**Records for the exercise:**

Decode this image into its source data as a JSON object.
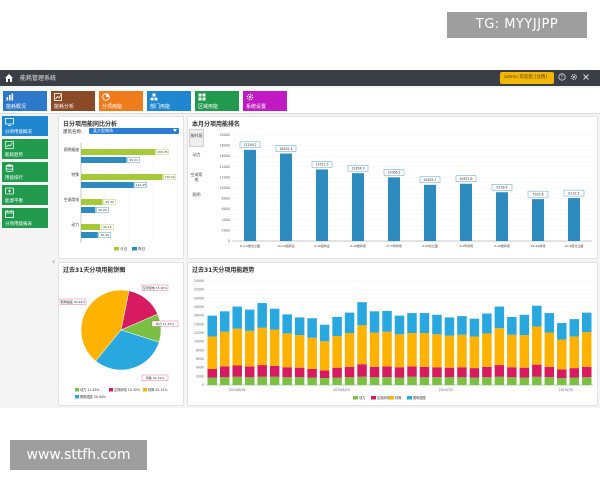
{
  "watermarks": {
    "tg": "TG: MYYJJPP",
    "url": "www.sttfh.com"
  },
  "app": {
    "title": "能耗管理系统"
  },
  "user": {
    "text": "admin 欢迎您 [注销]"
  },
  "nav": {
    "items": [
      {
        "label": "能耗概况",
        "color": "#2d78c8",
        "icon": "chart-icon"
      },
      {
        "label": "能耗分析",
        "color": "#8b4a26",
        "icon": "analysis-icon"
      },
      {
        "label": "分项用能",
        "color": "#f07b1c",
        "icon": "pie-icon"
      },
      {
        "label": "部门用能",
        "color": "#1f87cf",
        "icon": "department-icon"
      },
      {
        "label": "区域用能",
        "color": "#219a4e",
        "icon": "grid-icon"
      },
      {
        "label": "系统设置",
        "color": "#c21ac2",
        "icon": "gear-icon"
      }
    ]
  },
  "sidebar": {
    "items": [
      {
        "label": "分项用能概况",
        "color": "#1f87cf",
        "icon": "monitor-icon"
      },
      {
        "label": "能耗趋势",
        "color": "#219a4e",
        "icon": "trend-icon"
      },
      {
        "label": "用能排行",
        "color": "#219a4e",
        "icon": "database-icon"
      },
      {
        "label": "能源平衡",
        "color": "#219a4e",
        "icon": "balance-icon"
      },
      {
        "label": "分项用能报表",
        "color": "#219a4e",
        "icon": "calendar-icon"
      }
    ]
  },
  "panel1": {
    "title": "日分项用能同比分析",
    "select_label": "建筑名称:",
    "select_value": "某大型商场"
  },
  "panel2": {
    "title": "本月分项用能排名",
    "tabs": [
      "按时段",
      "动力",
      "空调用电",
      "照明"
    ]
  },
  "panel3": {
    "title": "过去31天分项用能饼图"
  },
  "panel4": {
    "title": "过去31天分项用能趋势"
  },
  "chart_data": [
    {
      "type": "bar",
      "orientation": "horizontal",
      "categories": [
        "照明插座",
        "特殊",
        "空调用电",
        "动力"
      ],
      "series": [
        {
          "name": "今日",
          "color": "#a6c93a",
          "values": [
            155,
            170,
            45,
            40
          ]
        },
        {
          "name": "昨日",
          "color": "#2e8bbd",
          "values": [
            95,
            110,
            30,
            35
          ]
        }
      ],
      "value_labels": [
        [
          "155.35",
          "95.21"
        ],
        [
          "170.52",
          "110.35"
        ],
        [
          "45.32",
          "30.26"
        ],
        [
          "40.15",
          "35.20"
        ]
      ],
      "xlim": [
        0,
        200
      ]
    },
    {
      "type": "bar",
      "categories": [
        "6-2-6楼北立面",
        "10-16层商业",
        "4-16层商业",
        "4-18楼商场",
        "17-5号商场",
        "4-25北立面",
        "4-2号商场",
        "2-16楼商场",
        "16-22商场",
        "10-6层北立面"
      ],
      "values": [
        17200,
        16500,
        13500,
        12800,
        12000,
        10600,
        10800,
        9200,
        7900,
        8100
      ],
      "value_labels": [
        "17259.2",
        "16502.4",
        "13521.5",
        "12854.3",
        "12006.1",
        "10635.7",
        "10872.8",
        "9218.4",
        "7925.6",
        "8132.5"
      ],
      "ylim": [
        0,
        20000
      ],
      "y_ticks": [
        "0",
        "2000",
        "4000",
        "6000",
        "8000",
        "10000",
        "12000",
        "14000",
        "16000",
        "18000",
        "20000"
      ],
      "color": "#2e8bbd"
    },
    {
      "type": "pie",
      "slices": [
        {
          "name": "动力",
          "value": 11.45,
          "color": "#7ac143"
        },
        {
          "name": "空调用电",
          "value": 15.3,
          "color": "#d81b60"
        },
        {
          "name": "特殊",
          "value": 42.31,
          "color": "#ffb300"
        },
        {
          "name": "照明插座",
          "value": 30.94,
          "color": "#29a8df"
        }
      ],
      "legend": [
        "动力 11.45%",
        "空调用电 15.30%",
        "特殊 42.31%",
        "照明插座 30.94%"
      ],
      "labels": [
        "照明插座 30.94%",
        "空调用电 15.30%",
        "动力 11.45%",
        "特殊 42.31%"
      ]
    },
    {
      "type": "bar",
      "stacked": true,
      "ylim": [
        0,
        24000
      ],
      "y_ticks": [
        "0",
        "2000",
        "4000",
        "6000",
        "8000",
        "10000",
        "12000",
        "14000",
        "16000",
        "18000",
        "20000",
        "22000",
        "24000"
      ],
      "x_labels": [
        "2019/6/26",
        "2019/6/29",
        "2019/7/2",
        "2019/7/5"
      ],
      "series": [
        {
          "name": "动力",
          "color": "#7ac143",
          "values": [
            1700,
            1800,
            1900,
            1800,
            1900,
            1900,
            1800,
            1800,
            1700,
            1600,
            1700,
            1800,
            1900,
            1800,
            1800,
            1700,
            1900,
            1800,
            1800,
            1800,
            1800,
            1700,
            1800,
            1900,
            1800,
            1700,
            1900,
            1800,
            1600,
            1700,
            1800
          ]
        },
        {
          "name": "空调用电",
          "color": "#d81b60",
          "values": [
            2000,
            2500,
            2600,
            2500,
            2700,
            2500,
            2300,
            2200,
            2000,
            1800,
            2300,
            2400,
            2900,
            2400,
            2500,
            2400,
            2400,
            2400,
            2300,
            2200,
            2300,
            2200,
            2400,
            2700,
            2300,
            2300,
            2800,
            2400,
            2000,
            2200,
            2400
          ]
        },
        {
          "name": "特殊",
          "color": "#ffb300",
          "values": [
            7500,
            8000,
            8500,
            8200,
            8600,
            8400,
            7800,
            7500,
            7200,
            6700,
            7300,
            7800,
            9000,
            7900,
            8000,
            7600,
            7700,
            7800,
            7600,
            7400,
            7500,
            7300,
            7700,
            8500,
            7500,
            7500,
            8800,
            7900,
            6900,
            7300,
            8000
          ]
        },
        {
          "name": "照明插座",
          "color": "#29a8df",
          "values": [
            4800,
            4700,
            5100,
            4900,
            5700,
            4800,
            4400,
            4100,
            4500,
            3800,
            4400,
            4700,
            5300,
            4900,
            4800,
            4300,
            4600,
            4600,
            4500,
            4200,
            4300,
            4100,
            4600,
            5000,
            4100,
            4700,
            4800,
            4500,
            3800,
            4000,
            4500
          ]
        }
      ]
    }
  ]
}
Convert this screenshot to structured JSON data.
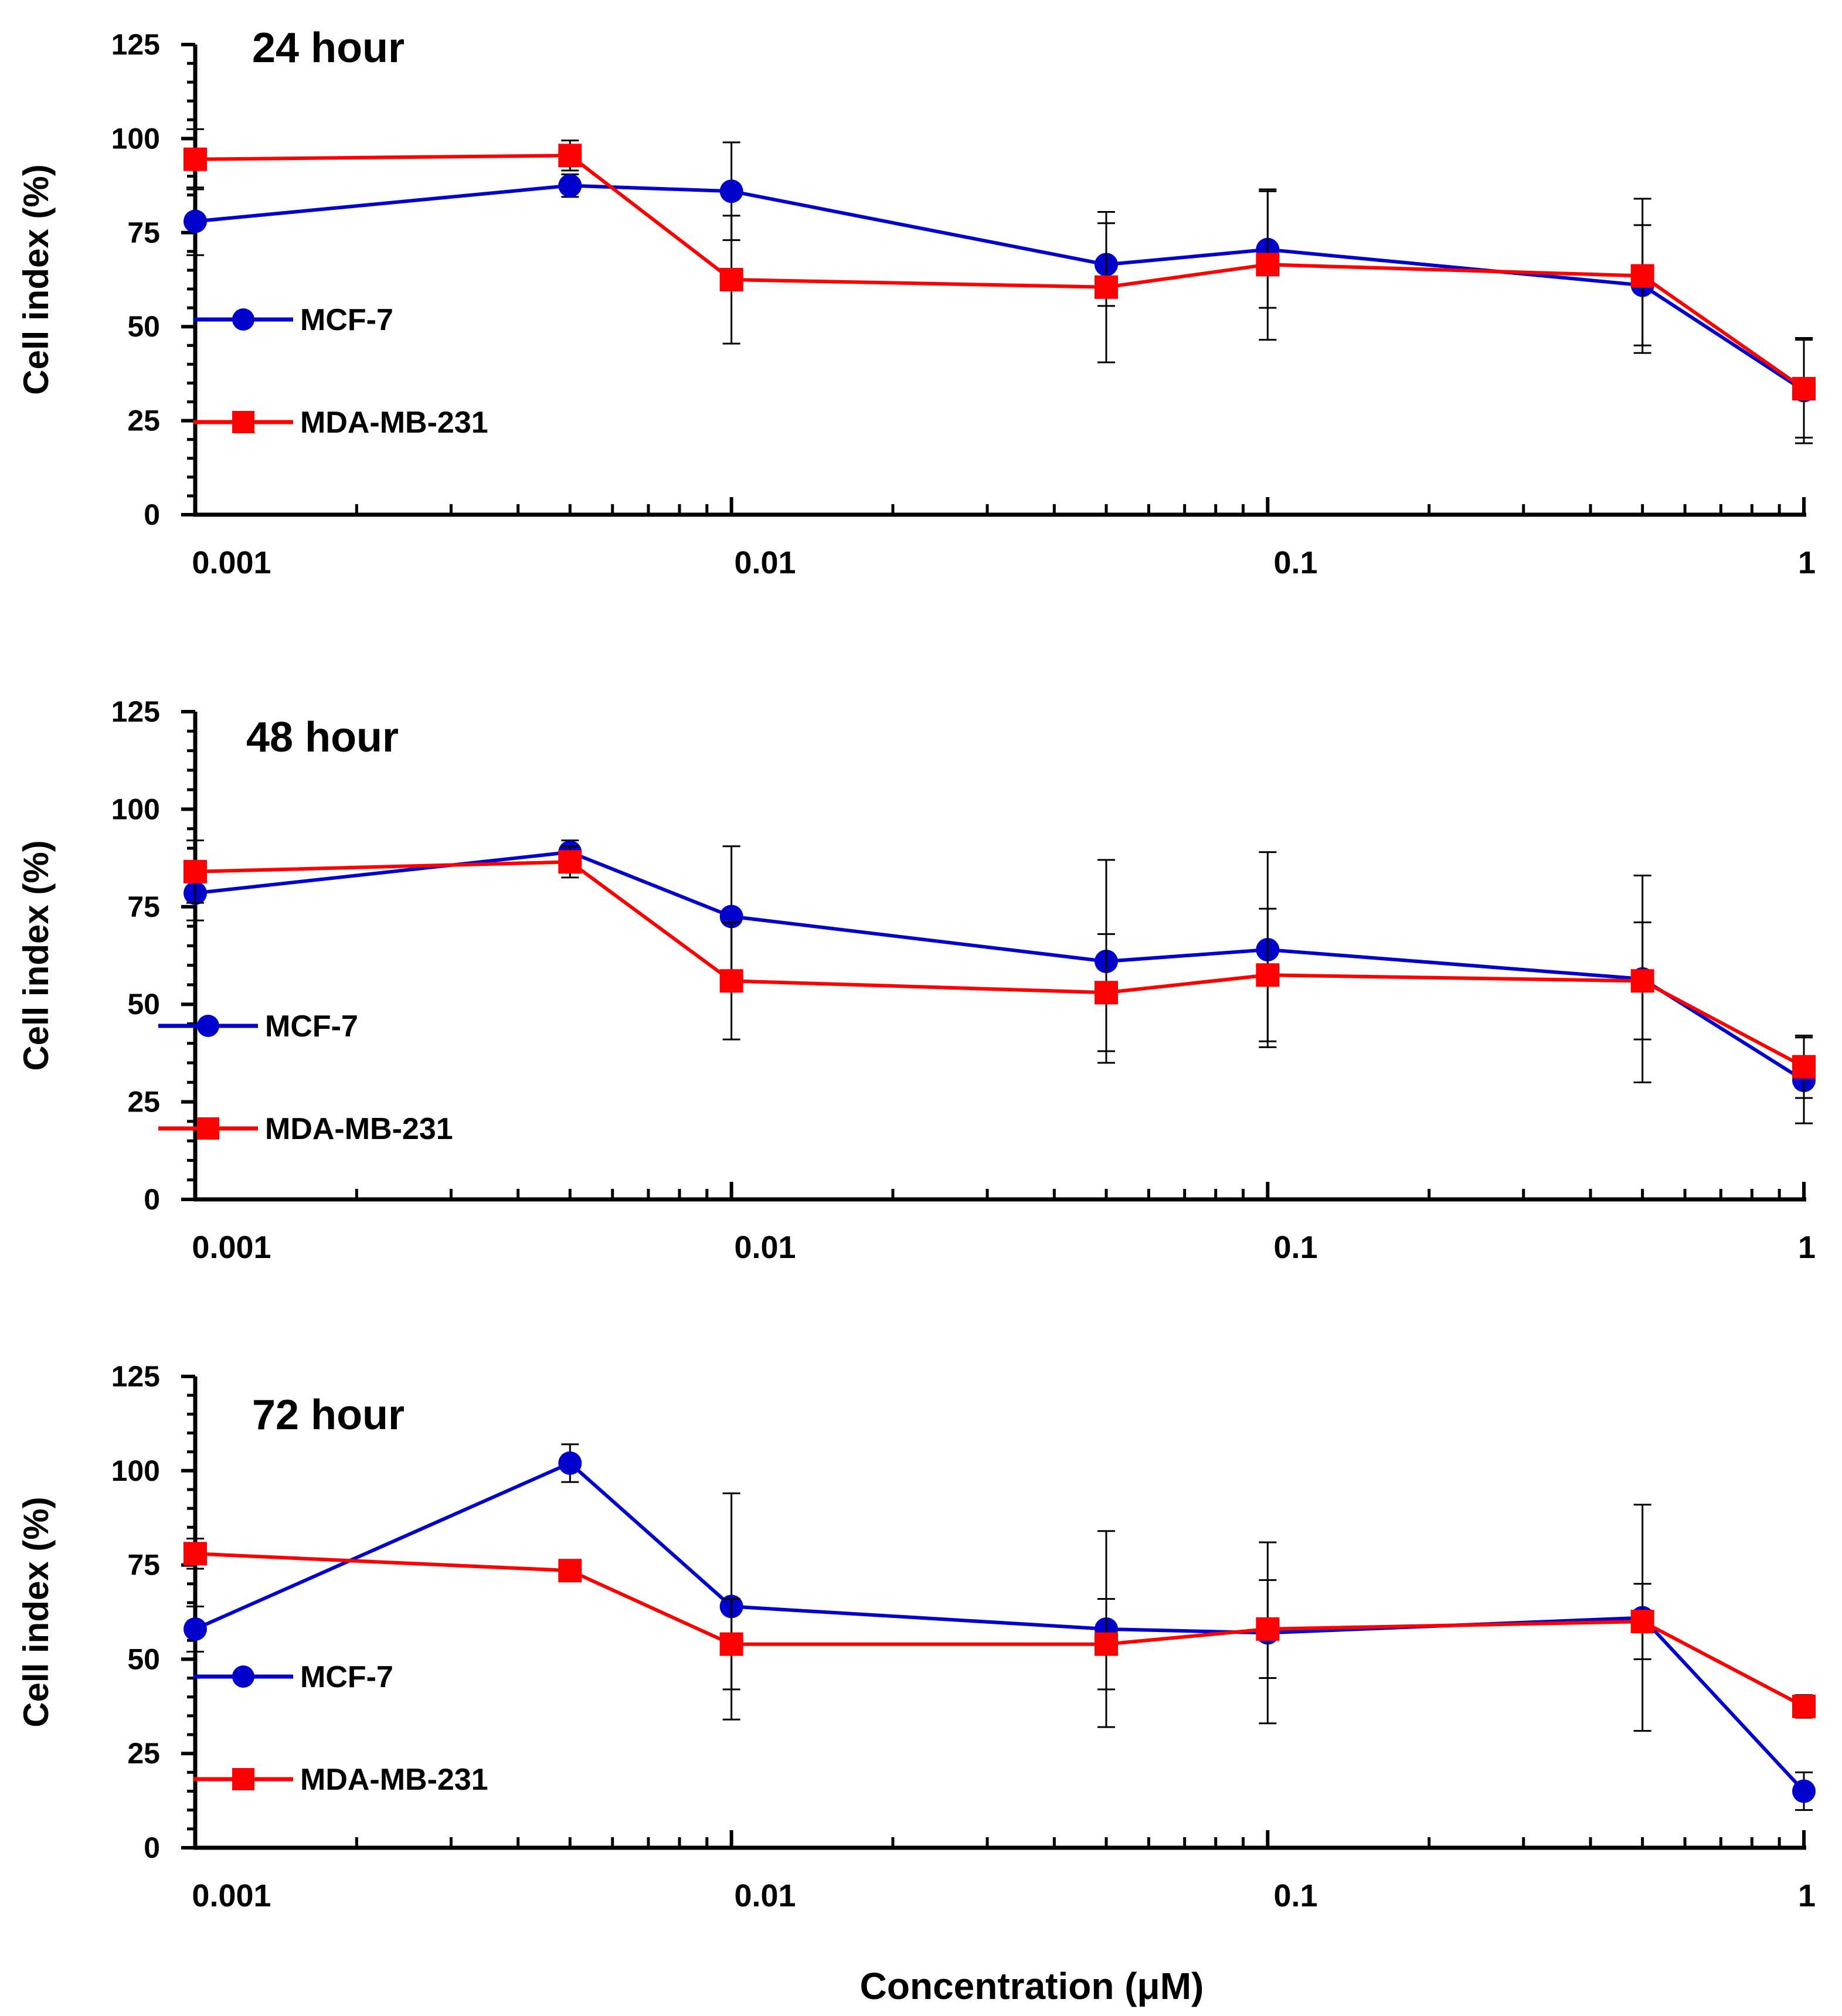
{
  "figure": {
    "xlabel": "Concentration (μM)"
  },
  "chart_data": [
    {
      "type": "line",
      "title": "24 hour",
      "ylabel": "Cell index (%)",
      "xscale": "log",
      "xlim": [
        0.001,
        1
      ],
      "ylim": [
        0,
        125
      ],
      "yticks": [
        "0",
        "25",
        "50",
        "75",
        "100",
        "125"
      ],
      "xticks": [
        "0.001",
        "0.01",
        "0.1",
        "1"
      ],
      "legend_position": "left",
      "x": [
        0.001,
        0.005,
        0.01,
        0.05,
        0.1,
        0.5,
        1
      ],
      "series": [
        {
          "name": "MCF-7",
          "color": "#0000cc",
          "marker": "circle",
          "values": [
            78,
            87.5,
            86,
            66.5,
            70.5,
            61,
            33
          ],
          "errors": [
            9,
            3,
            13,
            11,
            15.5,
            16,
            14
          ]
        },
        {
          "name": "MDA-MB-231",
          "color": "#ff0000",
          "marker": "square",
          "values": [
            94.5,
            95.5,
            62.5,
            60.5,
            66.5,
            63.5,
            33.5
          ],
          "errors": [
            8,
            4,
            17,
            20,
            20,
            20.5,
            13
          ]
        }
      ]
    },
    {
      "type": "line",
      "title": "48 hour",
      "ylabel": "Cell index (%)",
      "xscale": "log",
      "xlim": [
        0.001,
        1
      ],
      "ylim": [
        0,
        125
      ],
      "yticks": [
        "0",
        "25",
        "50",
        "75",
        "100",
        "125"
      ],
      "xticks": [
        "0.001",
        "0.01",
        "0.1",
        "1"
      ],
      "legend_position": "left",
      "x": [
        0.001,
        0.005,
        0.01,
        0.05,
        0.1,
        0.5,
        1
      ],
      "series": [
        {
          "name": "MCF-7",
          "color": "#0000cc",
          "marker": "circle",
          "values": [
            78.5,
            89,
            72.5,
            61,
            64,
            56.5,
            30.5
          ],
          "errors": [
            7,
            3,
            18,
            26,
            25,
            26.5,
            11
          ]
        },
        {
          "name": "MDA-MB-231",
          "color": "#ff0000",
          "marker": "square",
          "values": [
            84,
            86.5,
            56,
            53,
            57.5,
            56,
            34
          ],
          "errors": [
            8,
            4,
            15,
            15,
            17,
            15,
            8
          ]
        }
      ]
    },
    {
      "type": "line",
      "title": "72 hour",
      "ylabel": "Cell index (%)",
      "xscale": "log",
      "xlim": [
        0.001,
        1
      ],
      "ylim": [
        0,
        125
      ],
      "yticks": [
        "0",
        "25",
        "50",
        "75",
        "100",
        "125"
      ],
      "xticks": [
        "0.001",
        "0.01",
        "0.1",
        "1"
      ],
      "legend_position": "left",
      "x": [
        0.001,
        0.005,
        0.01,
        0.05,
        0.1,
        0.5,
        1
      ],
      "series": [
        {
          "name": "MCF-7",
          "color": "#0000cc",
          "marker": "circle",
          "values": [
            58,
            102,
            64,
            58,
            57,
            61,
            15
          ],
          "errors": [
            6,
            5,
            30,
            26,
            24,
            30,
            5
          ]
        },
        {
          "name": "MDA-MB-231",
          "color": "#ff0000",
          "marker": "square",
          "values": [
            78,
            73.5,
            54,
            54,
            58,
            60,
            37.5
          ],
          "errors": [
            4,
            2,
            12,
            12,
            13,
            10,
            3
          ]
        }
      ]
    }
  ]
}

**What is being asked:**
All lines that include "JSON" are to be gathered and copied.

**Response:**
Decode this image into its source data as a JSON object.
Convert this screenshot to structured JSON data.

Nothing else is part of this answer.